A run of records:
----------
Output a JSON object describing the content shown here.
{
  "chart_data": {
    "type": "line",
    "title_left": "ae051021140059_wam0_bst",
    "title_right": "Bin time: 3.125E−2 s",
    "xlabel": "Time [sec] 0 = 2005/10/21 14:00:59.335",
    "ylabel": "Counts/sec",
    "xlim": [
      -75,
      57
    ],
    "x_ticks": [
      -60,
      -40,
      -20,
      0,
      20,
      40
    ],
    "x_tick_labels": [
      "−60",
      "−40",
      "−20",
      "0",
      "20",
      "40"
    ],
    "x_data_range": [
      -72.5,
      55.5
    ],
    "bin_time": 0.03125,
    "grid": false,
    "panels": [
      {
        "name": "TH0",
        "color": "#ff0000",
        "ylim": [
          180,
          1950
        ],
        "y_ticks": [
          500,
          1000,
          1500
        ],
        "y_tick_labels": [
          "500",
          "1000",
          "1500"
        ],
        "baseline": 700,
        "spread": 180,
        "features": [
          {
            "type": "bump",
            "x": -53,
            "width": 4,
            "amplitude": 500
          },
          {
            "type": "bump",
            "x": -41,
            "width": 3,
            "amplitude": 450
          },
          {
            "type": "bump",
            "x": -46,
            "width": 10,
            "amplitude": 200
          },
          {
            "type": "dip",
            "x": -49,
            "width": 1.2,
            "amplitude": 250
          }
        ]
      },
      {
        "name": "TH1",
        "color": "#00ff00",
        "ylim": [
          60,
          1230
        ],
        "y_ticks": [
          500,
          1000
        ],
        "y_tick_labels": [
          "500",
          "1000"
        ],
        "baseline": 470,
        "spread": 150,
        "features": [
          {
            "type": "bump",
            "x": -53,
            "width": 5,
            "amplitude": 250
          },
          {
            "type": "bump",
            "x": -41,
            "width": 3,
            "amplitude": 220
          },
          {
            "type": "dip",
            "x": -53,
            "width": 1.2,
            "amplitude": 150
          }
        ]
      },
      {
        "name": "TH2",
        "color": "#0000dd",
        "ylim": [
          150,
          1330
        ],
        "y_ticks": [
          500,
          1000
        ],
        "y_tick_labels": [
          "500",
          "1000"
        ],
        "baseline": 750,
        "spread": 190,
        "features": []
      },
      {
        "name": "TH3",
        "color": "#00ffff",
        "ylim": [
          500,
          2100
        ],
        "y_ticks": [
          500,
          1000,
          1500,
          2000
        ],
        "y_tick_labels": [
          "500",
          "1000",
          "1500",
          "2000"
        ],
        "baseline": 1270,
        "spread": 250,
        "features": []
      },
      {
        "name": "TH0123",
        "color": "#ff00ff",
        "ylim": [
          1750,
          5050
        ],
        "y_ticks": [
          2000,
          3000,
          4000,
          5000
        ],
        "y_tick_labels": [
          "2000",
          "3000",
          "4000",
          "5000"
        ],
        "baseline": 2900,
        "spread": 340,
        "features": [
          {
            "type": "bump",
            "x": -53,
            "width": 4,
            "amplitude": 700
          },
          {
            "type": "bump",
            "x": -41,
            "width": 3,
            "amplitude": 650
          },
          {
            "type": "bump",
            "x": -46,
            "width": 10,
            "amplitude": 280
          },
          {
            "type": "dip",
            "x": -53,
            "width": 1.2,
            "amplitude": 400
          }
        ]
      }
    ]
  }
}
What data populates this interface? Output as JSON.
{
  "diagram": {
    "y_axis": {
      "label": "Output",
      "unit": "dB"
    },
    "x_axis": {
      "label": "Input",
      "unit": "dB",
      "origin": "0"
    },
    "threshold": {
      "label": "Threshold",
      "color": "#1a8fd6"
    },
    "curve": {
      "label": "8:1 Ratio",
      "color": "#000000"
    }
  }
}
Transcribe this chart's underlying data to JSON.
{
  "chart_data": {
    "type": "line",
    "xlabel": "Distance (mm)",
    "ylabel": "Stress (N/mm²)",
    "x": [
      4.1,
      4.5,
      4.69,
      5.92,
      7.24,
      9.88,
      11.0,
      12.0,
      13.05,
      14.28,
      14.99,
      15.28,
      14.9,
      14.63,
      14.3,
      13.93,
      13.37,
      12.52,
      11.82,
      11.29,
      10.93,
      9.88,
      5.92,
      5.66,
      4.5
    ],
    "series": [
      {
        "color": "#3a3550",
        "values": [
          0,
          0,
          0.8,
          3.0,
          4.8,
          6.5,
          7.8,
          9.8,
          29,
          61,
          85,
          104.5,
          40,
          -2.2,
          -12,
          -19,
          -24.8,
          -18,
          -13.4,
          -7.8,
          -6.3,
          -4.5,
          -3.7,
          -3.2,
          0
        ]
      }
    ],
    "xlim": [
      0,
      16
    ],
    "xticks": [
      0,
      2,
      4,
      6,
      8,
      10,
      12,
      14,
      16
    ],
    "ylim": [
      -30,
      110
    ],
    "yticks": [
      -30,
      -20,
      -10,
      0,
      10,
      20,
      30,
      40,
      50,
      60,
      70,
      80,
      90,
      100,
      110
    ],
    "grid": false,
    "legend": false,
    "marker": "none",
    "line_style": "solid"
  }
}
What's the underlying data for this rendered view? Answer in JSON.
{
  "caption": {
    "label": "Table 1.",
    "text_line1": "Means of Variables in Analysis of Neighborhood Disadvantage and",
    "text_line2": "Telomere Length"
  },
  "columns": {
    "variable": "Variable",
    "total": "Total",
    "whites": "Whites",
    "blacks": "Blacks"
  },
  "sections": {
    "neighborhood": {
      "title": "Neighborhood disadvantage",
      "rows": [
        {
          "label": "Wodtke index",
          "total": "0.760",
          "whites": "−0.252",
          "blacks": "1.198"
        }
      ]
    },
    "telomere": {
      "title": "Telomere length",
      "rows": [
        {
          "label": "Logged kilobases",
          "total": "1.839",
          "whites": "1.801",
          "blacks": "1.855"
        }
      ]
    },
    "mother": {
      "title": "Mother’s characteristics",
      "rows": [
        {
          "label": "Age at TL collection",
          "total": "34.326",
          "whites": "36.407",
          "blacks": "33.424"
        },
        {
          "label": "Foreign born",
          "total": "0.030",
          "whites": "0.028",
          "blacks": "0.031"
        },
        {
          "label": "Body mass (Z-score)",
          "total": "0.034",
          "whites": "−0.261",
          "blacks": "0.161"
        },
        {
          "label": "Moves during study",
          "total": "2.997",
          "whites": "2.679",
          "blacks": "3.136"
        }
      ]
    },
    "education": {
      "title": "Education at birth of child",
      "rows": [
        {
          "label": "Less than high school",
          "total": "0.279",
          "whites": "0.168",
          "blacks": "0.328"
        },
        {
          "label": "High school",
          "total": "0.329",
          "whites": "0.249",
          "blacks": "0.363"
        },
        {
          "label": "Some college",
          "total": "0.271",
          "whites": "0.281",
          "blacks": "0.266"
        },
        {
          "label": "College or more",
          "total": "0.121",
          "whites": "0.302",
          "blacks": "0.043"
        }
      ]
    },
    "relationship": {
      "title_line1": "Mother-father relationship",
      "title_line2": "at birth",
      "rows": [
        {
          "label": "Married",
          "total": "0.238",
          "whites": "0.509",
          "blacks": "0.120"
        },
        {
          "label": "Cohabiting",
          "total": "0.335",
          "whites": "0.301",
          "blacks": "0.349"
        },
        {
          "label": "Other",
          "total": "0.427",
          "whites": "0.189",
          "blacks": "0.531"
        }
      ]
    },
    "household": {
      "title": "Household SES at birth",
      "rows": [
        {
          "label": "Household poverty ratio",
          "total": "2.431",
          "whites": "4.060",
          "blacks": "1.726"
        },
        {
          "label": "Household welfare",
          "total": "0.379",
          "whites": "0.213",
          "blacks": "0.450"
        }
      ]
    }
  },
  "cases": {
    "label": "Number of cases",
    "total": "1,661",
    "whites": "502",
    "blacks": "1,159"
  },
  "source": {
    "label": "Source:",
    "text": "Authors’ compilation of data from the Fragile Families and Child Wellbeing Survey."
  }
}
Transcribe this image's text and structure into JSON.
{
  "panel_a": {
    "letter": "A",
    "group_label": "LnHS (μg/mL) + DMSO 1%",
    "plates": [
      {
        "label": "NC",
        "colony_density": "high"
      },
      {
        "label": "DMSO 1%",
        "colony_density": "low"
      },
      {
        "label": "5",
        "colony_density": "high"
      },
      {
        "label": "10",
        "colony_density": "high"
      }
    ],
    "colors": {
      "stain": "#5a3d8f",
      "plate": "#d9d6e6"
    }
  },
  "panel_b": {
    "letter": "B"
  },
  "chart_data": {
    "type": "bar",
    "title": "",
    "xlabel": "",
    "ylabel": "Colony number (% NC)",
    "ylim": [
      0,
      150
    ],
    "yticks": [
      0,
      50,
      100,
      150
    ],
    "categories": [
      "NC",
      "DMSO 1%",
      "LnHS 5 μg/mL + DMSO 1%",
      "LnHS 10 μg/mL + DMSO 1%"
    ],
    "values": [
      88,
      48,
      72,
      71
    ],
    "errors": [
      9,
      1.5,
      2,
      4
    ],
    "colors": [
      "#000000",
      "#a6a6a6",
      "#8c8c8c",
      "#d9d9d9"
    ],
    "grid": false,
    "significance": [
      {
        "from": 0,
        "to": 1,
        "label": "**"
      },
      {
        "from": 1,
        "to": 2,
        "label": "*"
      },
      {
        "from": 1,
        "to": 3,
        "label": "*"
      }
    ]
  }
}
----------
Work required: Filter the entries down to the lines containing "Transcribe". Copy each of those lines.

Completed task:
Transcribe this chart's underlying data to JSON.
Transcribe this image's text and structure into JSON.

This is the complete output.